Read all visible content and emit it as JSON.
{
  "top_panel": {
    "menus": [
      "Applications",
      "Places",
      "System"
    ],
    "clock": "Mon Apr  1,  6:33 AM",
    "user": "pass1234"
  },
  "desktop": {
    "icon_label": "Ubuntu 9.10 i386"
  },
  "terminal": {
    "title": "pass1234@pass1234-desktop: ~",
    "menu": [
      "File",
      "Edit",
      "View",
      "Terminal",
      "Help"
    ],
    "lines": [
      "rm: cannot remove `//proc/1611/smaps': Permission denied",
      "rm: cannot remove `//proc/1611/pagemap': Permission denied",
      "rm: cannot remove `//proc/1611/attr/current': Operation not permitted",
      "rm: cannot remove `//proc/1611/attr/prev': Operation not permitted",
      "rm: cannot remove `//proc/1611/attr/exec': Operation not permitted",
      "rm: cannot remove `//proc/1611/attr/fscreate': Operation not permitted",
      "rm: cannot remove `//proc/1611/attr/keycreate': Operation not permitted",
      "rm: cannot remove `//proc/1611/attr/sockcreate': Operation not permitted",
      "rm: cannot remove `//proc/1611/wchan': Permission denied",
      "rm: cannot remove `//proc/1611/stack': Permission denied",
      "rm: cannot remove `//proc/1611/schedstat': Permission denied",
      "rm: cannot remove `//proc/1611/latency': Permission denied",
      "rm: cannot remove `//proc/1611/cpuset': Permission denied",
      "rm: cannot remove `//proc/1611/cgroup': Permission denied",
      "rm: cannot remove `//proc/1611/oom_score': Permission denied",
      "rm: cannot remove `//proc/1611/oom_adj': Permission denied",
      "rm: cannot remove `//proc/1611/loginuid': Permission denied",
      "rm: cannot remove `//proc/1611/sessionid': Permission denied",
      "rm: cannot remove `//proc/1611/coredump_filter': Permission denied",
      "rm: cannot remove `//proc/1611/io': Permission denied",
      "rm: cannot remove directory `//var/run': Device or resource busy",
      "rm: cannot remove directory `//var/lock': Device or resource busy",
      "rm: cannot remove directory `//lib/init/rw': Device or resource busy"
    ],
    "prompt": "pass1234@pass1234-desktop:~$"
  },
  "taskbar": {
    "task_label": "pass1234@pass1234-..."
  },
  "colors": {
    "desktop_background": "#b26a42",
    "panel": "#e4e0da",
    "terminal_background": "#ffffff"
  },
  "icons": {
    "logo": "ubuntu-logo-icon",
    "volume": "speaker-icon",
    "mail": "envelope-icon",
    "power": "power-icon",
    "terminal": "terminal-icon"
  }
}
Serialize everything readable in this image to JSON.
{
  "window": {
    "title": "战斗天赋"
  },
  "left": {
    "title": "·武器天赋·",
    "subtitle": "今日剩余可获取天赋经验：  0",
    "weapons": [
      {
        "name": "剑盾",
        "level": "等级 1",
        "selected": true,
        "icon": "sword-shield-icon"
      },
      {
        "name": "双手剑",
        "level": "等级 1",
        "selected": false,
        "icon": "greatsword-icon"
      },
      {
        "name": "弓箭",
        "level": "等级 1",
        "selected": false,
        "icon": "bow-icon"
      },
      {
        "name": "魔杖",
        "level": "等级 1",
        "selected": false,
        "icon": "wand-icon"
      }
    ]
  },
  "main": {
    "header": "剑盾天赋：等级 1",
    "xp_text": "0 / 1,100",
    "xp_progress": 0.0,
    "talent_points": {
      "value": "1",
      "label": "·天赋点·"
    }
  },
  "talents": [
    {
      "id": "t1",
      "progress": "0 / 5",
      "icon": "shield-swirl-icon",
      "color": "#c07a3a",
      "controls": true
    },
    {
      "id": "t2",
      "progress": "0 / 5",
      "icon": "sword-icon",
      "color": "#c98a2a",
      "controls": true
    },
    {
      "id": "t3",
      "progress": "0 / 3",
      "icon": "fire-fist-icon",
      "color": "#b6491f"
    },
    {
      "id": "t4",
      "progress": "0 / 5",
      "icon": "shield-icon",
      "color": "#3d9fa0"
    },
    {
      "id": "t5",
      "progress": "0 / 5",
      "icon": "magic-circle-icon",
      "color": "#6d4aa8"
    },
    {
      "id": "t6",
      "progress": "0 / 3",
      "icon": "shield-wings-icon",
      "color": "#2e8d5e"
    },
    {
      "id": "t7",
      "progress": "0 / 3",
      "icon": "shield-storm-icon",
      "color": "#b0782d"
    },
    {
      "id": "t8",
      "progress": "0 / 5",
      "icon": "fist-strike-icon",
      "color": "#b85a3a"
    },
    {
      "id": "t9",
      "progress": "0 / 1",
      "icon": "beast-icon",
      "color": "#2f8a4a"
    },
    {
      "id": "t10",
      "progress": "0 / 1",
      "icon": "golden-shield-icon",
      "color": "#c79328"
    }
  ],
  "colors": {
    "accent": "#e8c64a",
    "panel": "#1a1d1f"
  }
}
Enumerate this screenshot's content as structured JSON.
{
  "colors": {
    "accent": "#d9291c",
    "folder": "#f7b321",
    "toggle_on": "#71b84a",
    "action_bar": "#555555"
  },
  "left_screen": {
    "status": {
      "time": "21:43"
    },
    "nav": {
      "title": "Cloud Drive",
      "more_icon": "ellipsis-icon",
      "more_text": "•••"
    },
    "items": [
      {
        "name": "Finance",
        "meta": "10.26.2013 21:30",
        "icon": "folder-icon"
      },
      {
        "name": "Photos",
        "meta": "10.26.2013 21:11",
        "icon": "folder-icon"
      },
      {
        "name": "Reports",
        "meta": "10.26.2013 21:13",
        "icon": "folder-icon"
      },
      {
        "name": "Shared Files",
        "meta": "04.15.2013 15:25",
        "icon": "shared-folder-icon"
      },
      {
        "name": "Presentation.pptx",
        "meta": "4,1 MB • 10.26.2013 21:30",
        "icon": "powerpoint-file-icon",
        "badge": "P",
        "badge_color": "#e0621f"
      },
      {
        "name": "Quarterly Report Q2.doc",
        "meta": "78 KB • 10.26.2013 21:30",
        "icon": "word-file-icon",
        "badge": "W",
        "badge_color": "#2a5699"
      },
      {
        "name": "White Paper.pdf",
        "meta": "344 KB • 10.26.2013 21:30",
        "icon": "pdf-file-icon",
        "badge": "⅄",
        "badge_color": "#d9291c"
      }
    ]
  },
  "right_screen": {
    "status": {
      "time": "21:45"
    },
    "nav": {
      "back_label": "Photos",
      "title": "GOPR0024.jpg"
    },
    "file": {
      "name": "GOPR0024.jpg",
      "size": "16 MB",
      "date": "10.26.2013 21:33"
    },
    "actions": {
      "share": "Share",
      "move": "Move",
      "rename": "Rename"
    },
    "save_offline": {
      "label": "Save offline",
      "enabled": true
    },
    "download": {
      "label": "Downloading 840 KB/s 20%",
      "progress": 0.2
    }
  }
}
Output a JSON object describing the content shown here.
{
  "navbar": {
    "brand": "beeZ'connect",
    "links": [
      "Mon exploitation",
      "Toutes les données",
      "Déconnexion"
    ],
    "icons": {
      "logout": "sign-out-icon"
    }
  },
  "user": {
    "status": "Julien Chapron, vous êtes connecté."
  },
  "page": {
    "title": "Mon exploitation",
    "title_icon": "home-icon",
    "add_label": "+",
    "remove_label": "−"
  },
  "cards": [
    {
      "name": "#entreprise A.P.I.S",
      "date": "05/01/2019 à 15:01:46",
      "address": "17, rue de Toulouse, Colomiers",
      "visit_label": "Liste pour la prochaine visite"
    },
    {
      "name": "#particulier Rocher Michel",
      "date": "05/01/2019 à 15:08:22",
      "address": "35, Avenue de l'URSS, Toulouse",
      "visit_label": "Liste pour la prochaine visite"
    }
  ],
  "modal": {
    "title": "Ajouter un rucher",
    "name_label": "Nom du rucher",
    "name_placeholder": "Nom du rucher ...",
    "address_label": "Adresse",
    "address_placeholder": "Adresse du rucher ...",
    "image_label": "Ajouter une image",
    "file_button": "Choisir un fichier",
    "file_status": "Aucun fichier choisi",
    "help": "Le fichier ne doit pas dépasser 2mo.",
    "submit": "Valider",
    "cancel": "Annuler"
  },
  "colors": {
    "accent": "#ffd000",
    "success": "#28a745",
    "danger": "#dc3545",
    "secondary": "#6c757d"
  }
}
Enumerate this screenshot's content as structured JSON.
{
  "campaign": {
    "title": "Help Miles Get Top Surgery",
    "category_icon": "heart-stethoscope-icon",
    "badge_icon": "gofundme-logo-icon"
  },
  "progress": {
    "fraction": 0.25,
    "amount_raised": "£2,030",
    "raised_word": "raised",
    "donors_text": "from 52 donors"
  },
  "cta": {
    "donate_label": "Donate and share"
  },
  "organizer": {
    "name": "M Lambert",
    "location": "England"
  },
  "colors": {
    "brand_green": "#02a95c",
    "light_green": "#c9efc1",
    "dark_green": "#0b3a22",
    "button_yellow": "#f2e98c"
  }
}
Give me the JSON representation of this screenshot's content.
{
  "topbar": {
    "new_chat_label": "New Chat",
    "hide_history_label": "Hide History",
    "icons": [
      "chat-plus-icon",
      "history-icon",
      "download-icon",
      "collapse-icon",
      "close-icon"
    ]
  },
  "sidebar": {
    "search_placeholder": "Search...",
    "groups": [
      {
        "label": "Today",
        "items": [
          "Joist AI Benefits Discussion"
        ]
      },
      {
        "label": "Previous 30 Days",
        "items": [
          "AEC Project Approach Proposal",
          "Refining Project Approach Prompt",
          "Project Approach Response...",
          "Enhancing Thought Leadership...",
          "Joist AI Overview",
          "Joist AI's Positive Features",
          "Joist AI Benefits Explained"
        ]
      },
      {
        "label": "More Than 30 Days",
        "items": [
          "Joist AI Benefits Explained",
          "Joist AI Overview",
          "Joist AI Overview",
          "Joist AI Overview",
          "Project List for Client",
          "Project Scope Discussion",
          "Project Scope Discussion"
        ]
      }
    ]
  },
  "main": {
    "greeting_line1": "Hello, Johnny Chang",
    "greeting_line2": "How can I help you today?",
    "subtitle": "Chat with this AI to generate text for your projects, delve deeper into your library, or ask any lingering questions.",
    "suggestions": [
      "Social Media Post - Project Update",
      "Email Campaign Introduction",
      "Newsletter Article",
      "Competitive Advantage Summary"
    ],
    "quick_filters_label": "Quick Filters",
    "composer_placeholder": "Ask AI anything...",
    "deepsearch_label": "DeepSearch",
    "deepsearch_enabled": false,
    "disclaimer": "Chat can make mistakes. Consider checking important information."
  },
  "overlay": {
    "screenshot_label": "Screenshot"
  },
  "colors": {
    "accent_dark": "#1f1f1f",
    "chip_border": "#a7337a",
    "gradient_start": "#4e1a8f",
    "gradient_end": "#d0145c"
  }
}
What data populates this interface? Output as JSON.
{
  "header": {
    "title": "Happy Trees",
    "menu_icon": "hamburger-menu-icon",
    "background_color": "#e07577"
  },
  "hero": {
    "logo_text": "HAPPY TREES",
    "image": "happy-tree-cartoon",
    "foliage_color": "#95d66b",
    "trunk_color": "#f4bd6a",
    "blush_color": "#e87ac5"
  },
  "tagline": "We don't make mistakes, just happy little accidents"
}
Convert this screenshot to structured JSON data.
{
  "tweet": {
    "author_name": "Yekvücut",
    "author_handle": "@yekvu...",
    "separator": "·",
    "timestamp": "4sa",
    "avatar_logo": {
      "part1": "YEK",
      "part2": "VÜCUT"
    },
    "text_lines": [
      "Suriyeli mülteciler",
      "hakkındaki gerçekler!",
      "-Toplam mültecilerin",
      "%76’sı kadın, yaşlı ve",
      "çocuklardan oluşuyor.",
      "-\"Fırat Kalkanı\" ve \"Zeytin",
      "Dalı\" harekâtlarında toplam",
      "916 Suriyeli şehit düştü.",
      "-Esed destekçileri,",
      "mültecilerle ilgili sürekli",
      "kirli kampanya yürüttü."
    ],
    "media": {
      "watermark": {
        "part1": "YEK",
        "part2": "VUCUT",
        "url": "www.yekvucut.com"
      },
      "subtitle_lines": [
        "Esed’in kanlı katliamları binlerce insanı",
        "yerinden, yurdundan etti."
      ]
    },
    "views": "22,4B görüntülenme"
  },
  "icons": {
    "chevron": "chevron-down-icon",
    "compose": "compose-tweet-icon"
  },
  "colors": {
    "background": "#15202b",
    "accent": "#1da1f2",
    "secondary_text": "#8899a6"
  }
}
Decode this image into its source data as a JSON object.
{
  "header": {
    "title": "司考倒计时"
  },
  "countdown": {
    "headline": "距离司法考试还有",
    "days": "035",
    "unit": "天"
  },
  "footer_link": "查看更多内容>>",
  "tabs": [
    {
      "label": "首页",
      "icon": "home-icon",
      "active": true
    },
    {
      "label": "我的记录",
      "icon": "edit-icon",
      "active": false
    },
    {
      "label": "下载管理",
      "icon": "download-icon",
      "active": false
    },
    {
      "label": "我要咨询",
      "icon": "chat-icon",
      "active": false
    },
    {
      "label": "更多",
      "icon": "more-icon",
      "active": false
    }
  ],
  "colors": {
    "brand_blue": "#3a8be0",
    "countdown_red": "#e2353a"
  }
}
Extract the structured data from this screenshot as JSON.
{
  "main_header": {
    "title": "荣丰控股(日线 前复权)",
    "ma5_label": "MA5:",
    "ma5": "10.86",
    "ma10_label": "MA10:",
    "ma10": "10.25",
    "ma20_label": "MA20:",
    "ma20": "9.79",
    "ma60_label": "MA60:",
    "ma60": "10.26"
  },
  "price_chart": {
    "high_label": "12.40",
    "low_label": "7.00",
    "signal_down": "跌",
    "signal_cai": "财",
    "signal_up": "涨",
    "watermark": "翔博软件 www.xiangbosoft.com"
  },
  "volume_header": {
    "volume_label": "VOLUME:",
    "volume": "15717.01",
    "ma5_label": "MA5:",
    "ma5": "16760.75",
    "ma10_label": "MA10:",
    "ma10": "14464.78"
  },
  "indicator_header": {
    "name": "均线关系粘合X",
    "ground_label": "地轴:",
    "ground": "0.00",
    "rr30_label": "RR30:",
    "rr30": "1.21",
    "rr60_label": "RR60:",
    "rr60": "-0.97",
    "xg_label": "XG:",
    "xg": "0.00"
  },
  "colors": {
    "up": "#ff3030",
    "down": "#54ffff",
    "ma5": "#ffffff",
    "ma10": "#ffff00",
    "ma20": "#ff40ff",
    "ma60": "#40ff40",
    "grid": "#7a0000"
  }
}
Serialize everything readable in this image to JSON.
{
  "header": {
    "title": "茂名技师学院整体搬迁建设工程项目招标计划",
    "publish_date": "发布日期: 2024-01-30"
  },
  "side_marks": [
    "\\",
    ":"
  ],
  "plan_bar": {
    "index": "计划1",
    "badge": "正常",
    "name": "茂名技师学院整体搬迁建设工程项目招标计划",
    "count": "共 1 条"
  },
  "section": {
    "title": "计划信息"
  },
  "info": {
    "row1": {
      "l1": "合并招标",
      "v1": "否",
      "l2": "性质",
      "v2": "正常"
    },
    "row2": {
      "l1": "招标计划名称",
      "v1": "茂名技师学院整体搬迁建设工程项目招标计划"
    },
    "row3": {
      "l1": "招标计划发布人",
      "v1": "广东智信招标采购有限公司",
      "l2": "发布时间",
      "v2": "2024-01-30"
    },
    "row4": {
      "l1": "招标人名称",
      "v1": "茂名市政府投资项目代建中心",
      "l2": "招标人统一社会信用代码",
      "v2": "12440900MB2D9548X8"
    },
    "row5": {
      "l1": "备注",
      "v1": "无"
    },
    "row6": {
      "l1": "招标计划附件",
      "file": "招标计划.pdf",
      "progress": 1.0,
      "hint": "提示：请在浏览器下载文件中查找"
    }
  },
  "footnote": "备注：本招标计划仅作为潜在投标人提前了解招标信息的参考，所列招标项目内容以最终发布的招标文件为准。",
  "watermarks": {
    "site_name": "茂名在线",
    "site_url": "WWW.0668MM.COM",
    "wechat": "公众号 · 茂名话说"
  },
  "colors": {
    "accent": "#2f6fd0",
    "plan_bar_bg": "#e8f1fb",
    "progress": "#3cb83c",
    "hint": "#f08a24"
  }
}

• • • • • • •

Using the records above, select and copy every line that has the word "ffffff".

Completed task ▸
    "terminal_background": "#ffffff"
    "ma5": "#ffffff",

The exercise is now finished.